Stored records:
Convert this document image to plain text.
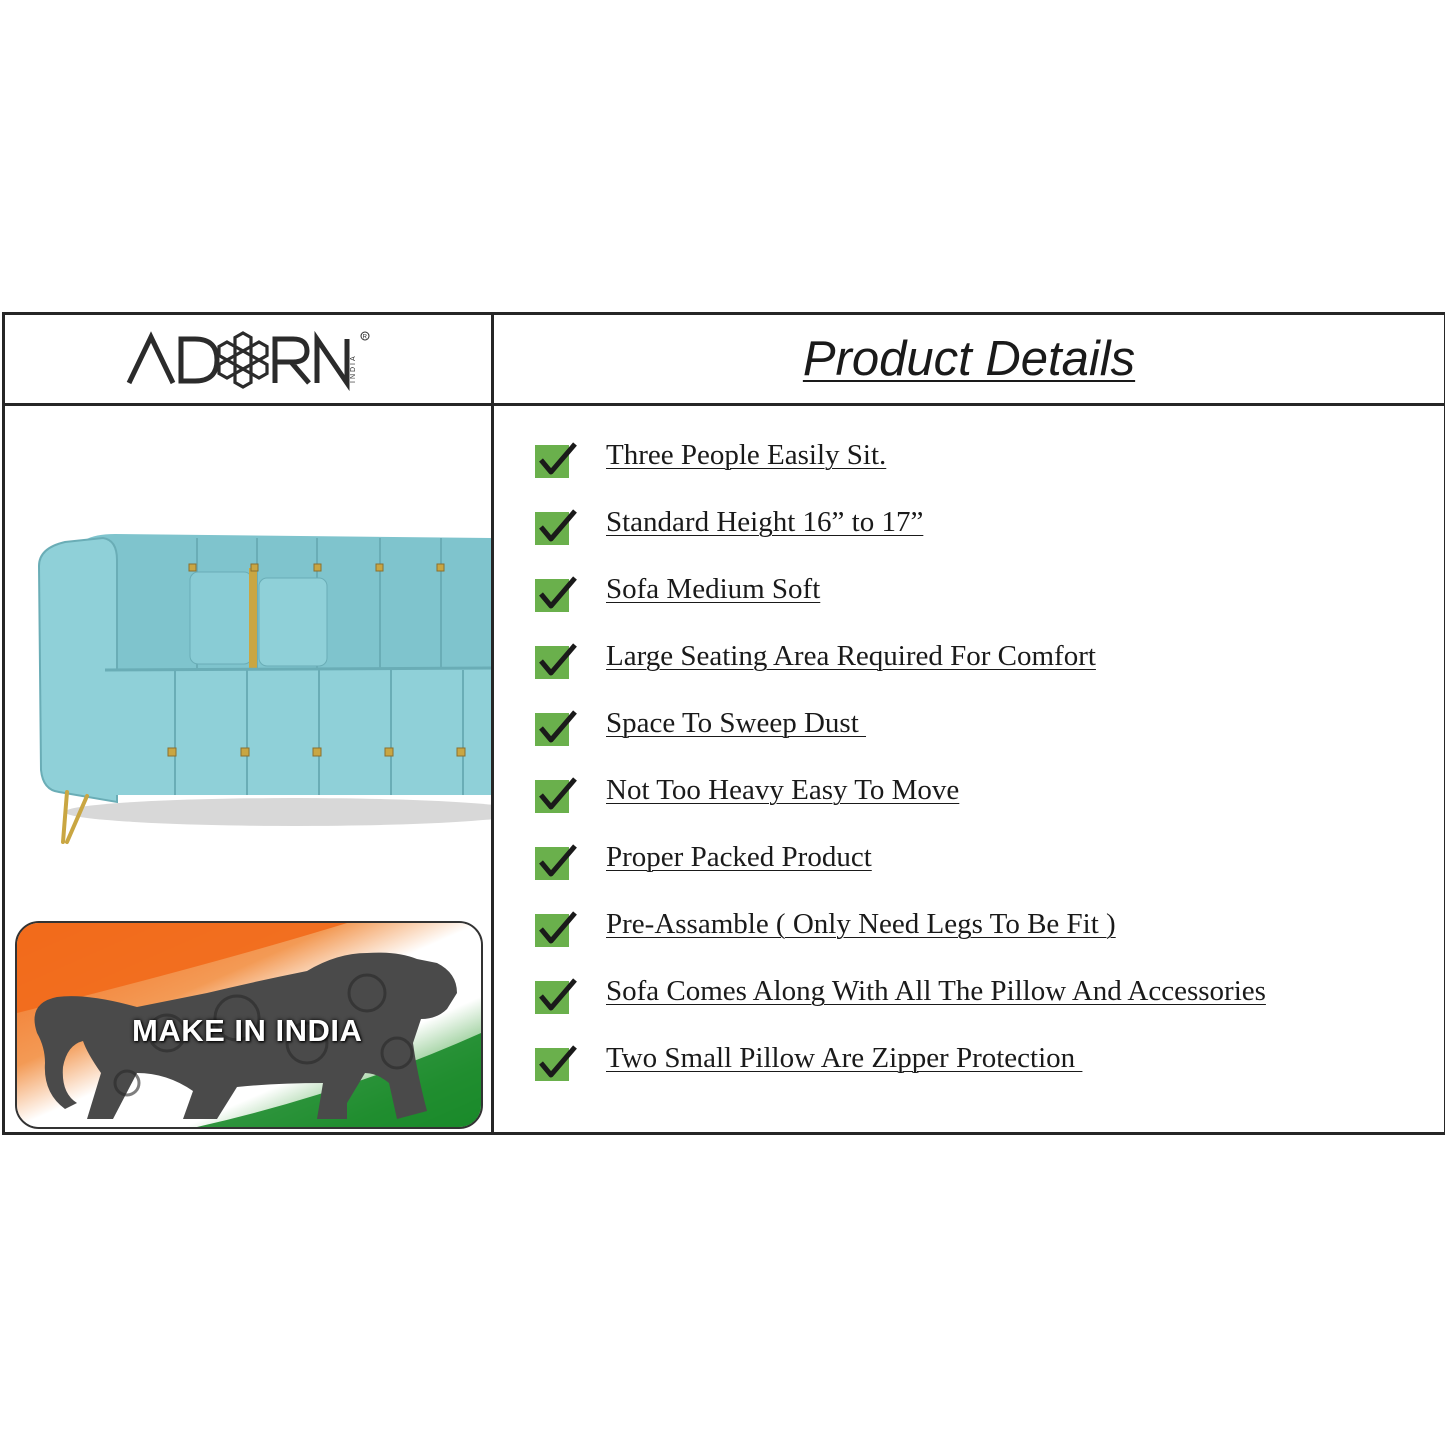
INDIA
R	Product Details
MAKE IN INDIA
Three People Easily Sit.
Standard Height 16” to 17”
Sofa Medium Soft
Large Seating Area Required For Comfort
Space To Sweep Dust
Not Too Heavy Easy To Move
Proper Packed Product
Pre-Assamble ( Only Need Legs To Be Fit )
Sofa Comes Along With All The Pillow And Accessories
Two Small Pillow Are Zipper Protection
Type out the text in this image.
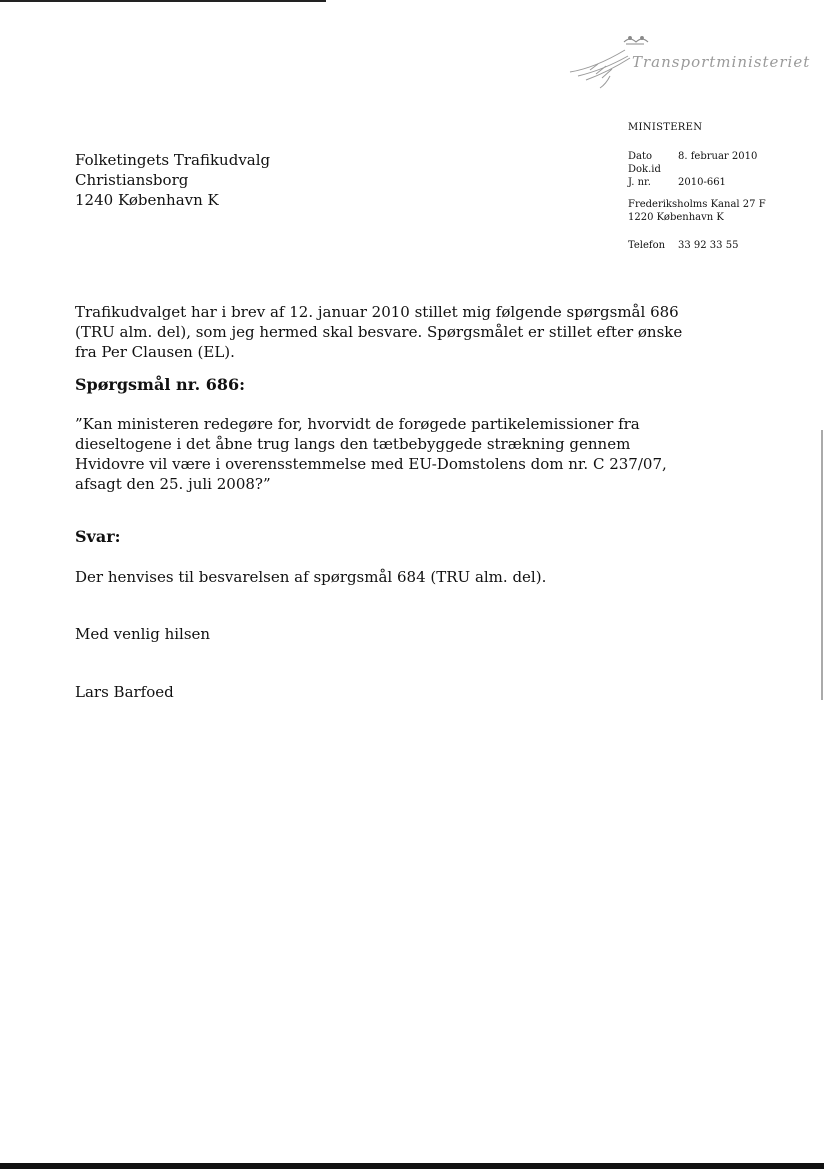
Transportministeriet
MINISTEREN
Dato	8. februar 2010
Dok.id
J. nr.	2010-661
Frederiksholms Kanal 27 F
1220 København K
Telefon 33 92 33 55
Folketingets Trafikudvalg
Christiansborg
1240 København K
Trafikudvalget har i brev af 12. januar 2010 stillet mig følgende spørgsmål 686
(TRU alm. del), som jeg hermed skal besvare. Spørgsmålet er stillet efter ønske
fra Per Clausen (EL).
Spørgsmål nr. 686:
”Kan ministeren redegøre for, hvorvidt de forøgede partikelemissioner fra
dieseltogene i det åbne trug langs den tætbebyggede strækning gennem
Hvidovre vil være i overensstemmelse med EU-Domstolens dom nr. C 237/07,
afsagt den 25. juli 2008?”
Svar:
Der henvises til besvarelsen af spørgsmål 684 (TRU alm. del).
Med venlig hilsen
Lars Barfoed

→ **What you are asked to do**
Locate and copy each line in the data above that includes the word "Sofa".

→ **Result**
Sofa Medium Soft
Sofa Comes Along With All The Pillow And Accessories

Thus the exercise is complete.